Excerpts from a figure dataset:
____________

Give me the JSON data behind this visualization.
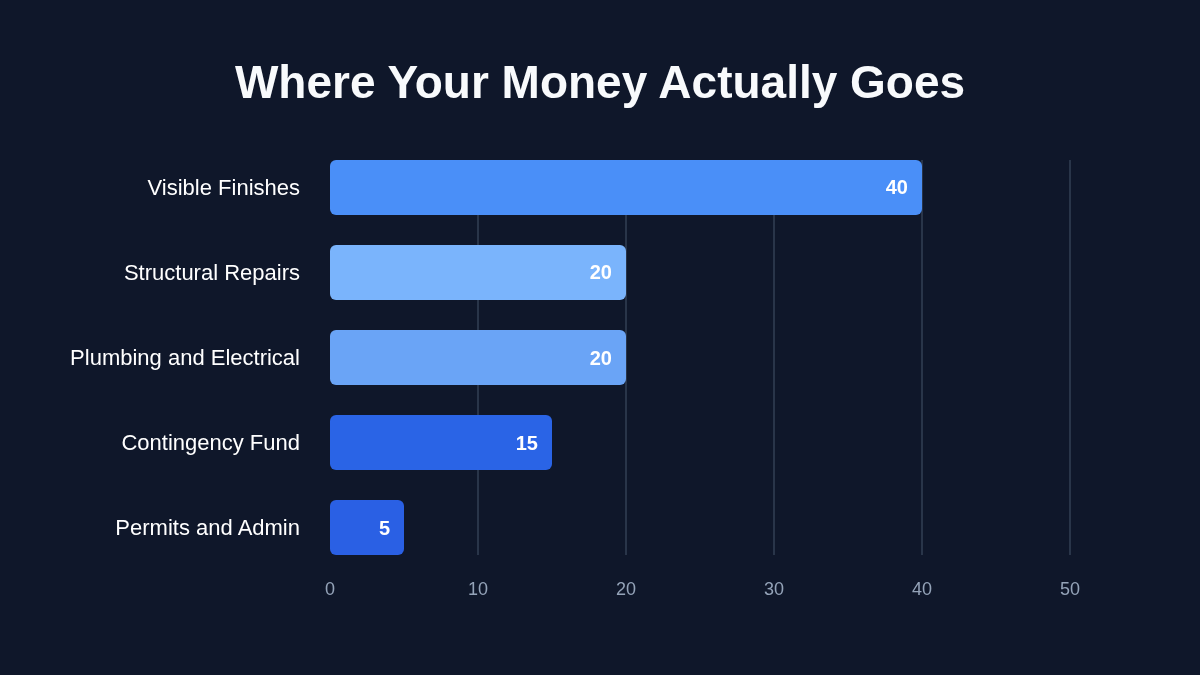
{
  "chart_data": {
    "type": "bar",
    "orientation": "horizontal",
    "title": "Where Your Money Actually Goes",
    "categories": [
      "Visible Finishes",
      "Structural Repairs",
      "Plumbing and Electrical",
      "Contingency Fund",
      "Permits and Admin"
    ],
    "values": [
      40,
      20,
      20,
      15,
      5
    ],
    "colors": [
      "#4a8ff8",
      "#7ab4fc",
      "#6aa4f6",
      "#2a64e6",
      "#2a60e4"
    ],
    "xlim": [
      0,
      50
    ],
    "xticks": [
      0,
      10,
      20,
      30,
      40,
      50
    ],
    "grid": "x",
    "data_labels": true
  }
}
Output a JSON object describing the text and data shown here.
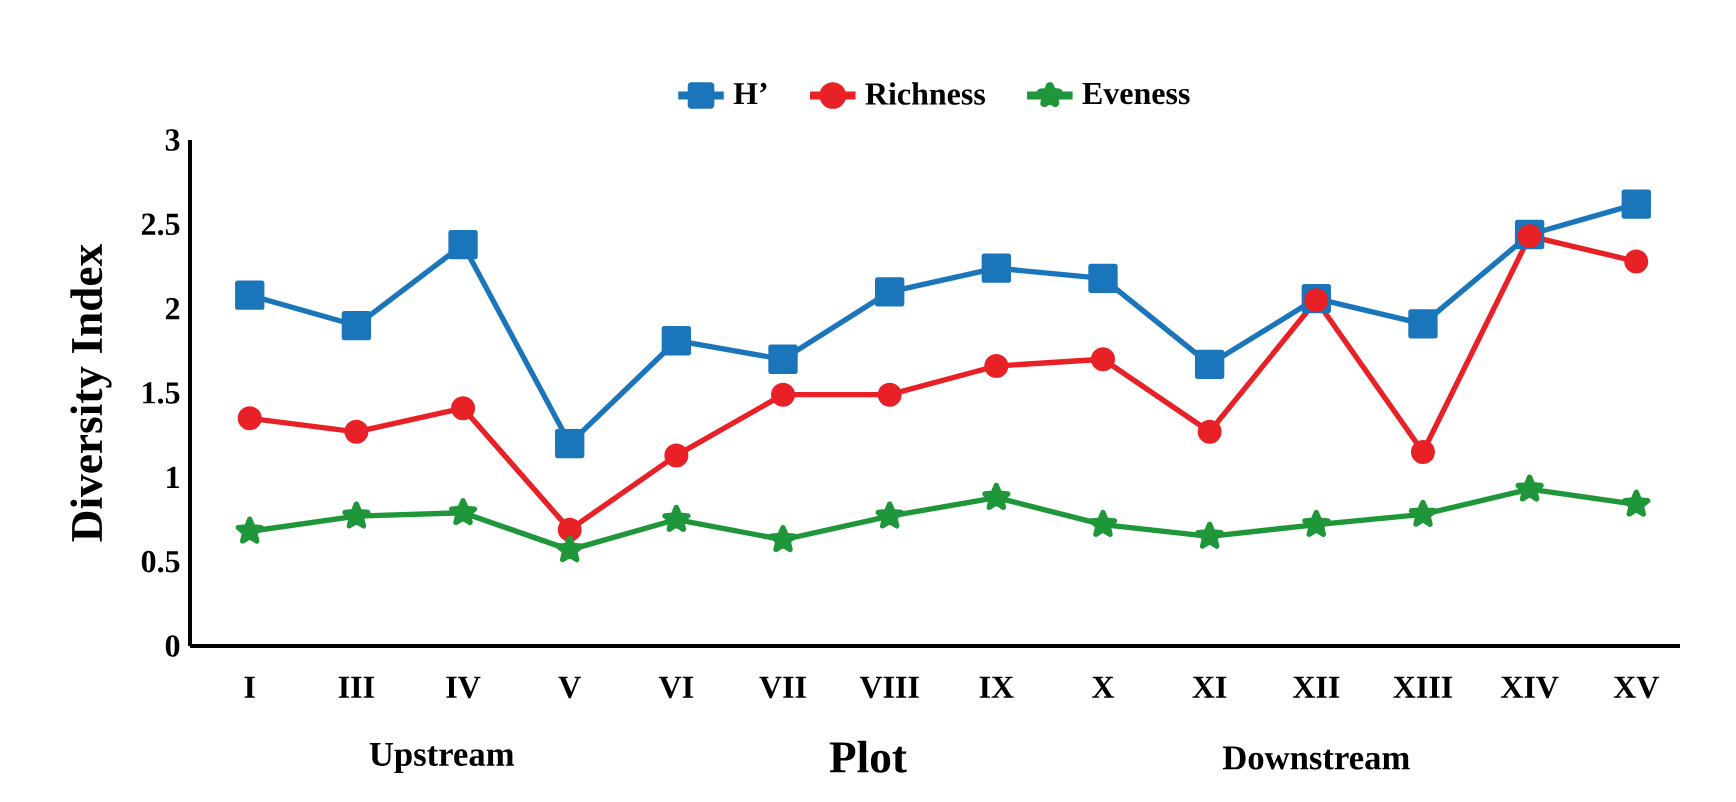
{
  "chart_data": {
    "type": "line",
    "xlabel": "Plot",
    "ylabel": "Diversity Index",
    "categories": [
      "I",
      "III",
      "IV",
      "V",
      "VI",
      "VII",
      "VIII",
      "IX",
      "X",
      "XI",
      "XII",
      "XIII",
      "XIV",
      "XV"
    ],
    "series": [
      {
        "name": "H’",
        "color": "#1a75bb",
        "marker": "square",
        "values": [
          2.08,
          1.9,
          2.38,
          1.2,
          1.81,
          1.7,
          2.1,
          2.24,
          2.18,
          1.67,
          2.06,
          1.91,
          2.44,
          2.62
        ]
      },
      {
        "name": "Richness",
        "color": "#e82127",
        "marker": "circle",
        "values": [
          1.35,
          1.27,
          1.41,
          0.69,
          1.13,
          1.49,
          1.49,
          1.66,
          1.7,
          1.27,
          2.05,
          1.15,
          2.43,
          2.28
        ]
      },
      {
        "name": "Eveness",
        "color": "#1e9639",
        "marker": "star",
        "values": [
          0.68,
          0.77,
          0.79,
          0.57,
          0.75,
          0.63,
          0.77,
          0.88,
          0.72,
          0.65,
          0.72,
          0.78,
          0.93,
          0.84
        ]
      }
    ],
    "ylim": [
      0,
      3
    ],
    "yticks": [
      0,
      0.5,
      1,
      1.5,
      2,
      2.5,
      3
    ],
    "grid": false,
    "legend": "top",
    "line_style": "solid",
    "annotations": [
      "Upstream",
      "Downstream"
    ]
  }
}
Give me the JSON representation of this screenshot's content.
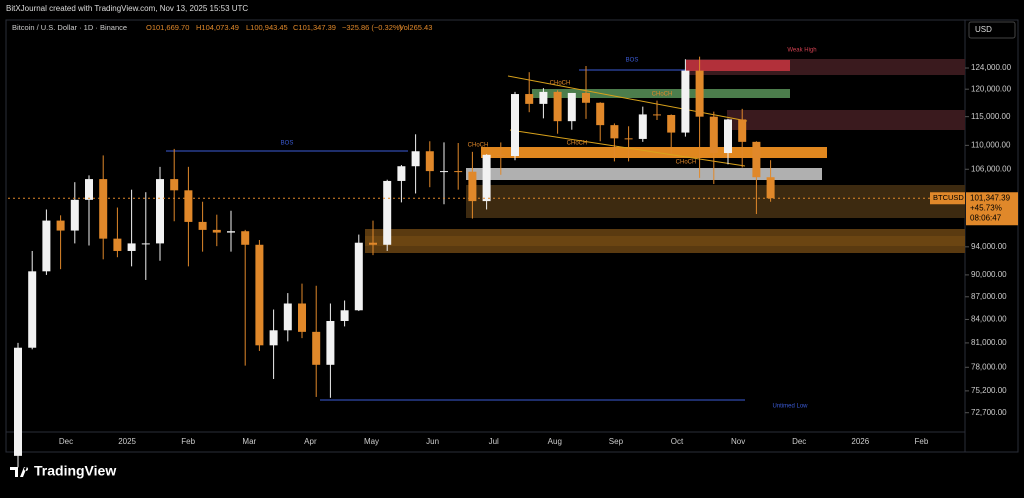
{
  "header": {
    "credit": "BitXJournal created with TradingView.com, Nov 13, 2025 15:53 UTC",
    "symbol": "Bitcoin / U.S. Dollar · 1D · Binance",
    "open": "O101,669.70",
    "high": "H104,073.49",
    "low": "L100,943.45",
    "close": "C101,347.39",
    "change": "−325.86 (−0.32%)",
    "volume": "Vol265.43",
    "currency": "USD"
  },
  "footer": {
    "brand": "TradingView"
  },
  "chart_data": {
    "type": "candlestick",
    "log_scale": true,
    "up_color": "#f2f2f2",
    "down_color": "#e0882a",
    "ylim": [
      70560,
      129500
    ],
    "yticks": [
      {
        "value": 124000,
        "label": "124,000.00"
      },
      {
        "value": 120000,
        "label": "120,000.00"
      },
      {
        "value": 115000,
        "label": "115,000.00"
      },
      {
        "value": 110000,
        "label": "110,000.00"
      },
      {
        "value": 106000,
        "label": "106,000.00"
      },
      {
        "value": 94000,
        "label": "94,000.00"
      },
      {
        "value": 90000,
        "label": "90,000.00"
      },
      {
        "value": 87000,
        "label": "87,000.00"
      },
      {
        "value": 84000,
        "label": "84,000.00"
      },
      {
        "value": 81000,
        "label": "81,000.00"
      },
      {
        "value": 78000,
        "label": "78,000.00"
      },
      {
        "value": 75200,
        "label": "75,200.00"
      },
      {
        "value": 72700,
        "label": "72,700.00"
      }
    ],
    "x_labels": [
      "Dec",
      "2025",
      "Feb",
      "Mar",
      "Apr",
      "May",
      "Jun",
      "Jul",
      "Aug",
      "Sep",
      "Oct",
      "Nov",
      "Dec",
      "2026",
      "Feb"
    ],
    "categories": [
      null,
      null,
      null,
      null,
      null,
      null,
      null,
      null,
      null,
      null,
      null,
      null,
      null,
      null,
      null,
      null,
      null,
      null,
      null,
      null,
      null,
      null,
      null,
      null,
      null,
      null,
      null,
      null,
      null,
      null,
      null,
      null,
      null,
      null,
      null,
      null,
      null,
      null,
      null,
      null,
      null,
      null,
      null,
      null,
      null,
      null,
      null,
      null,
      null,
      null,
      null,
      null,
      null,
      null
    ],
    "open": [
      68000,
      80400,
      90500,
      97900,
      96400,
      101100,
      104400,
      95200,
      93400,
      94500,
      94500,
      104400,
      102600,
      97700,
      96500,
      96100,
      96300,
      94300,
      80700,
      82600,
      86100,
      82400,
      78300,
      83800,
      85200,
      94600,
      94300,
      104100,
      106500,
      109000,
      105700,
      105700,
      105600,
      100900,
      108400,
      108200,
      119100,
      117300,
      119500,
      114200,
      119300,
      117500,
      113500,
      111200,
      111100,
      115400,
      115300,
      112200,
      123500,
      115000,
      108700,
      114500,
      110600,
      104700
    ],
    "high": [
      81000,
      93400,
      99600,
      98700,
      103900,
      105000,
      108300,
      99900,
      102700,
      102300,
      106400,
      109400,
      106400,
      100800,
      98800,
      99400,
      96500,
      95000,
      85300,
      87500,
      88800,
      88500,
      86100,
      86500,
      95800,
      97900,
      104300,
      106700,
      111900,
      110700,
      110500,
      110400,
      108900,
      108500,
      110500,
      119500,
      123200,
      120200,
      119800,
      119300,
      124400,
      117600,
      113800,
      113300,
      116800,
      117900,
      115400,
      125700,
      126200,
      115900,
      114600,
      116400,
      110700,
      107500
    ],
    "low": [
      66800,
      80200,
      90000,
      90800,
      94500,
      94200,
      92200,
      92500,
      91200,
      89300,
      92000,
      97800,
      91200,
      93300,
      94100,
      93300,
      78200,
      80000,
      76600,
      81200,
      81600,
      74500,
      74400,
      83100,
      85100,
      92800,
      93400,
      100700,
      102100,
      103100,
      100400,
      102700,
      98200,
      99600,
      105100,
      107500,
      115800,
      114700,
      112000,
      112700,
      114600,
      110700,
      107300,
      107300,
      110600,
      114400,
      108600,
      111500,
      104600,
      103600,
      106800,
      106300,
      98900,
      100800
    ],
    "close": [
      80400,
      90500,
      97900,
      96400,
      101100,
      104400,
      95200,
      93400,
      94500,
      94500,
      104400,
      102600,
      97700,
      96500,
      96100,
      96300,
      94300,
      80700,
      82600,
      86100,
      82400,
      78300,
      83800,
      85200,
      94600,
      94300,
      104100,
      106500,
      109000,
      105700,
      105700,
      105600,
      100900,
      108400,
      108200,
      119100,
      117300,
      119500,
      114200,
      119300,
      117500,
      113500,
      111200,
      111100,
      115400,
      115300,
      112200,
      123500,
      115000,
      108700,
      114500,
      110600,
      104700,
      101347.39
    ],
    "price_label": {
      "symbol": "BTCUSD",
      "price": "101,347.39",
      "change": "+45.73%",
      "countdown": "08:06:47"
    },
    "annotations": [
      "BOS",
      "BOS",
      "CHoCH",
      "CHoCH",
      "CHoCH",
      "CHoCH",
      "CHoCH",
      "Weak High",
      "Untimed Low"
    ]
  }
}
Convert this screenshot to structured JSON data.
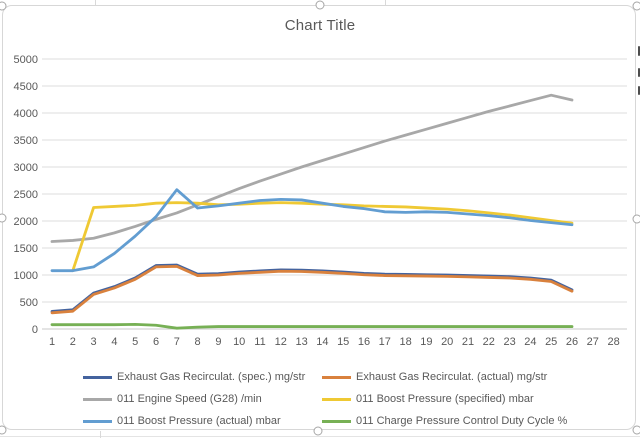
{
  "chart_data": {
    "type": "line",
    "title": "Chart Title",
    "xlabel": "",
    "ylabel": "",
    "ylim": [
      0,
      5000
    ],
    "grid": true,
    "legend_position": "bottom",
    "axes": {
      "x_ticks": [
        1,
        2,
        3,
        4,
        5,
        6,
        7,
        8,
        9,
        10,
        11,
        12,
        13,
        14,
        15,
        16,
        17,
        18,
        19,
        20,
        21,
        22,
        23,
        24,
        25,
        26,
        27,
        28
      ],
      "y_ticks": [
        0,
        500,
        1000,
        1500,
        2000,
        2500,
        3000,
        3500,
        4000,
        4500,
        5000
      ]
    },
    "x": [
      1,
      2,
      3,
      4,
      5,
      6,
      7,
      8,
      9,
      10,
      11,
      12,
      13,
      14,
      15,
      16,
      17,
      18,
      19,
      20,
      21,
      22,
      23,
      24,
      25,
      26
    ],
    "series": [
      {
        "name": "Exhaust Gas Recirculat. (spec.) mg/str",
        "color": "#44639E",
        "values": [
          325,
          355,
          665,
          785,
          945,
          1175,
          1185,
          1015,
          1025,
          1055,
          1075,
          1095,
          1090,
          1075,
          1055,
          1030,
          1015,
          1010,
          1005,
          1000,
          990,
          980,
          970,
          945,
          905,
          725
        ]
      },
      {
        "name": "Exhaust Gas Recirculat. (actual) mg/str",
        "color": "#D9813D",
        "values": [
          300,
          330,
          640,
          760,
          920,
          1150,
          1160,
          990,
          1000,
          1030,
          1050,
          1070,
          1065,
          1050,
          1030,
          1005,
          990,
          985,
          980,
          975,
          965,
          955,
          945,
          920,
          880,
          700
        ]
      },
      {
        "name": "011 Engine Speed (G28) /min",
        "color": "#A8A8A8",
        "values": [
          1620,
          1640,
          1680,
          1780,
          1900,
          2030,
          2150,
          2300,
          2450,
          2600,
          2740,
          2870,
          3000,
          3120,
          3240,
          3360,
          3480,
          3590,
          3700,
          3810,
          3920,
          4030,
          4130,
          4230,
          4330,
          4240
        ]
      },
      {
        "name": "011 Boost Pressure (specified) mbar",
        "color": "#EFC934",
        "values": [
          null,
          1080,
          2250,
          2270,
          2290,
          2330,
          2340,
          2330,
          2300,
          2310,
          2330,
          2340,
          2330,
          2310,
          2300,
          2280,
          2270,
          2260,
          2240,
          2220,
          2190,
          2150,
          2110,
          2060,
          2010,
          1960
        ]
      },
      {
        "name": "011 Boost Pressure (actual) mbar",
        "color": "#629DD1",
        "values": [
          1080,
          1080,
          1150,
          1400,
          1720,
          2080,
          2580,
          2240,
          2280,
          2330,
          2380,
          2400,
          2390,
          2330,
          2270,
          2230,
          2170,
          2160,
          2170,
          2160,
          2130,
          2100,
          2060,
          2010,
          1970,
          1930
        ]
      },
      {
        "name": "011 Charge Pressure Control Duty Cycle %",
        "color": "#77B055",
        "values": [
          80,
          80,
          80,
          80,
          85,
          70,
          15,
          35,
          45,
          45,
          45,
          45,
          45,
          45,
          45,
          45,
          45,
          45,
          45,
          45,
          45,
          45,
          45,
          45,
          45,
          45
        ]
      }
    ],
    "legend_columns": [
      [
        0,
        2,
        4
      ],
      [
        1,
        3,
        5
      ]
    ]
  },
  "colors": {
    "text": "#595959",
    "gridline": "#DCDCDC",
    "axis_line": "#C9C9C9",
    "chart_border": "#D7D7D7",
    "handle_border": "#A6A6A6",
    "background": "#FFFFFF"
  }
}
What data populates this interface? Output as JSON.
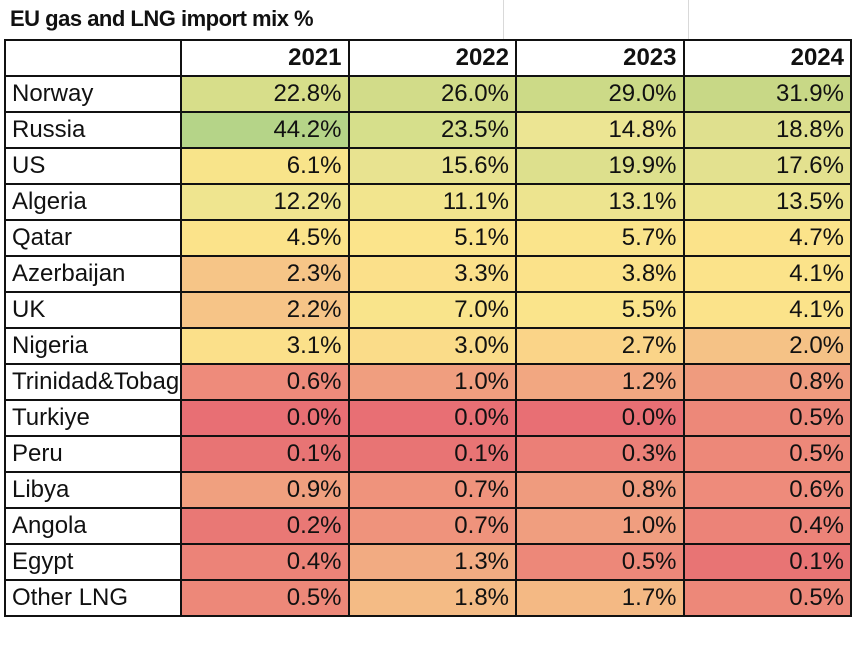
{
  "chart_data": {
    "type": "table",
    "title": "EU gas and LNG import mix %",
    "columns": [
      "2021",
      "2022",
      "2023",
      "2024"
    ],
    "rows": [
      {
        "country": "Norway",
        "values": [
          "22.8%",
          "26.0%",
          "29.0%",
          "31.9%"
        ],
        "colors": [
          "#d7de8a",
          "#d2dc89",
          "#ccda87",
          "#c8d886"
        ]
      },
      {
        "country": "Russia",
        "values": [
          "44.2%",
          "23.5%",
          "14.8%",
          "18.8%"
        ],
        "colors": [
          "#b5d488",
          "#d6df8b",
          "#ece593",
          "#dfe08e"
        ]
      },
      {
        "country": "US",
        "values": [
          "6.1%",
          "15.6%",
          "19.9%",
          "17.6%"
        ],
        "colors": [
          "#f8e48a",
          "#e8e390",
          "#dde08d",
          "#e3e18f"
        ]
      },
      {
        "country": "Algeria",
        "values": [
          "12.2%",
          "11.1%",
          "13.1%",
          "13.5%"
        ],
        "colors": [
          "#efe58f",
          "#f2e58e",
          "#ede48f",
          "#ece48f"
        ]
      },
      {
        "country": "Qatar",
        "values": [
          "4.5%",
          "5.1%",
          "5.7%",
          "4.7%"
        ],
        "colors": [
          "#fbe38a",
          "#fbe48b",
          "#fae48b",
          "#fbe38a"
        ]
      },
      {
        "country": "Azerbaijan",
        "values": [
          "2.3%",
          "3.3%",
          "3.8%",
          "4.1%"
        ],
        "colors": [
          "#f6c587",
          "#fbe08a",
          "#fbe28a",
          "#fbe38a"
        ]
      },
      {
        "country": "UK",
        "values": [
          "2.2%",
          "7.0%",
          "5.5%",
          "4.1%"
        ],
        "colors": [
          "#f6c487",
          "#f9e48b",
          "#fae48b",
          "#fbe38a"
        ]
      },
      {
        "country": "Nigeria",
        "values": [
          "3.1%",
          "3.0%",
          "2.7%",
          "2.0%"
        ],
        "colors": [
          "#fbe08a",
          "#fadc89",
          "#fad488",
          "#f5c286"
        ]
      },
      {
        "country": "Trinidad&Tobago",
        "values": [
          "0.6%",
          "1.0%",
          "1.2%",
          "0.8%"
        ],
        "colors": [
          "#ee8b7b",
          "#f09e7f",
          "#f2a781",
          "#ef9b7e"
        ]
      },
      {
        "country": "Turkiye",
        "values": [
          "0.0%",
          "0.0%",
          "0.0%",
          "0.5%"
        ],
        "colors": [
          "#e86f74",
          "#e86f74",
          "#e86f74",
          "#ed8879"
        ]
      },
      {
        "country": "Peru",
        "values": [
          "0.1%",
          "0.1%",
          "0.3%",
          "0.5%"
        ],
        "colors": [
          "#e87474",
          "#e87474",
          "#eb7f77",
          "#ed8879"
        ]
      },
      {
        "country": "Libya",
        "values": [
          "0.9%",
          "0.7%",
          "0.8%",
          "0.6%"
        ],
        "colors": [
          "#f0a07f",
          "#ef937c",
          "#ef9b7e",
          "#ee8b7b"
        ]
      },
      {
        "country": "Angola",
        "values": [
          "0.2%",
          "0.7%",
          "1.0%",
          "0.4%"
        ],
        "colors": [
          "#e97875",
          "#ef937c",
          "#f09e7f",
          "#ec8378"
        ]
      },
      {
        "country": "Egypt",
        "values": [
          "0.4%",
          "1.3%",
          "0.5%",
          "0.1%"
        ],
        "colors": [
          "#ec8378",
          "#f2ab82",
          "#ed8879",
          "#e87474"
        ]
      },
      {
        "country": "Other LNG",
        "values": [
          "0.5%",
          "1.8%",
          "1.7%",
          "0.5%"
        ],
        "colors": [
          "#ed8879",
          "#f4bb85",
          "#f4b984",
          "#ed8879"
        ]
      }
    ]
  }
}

____________

Only a number is wanted: how many lines contain the word "Exhaust"?

2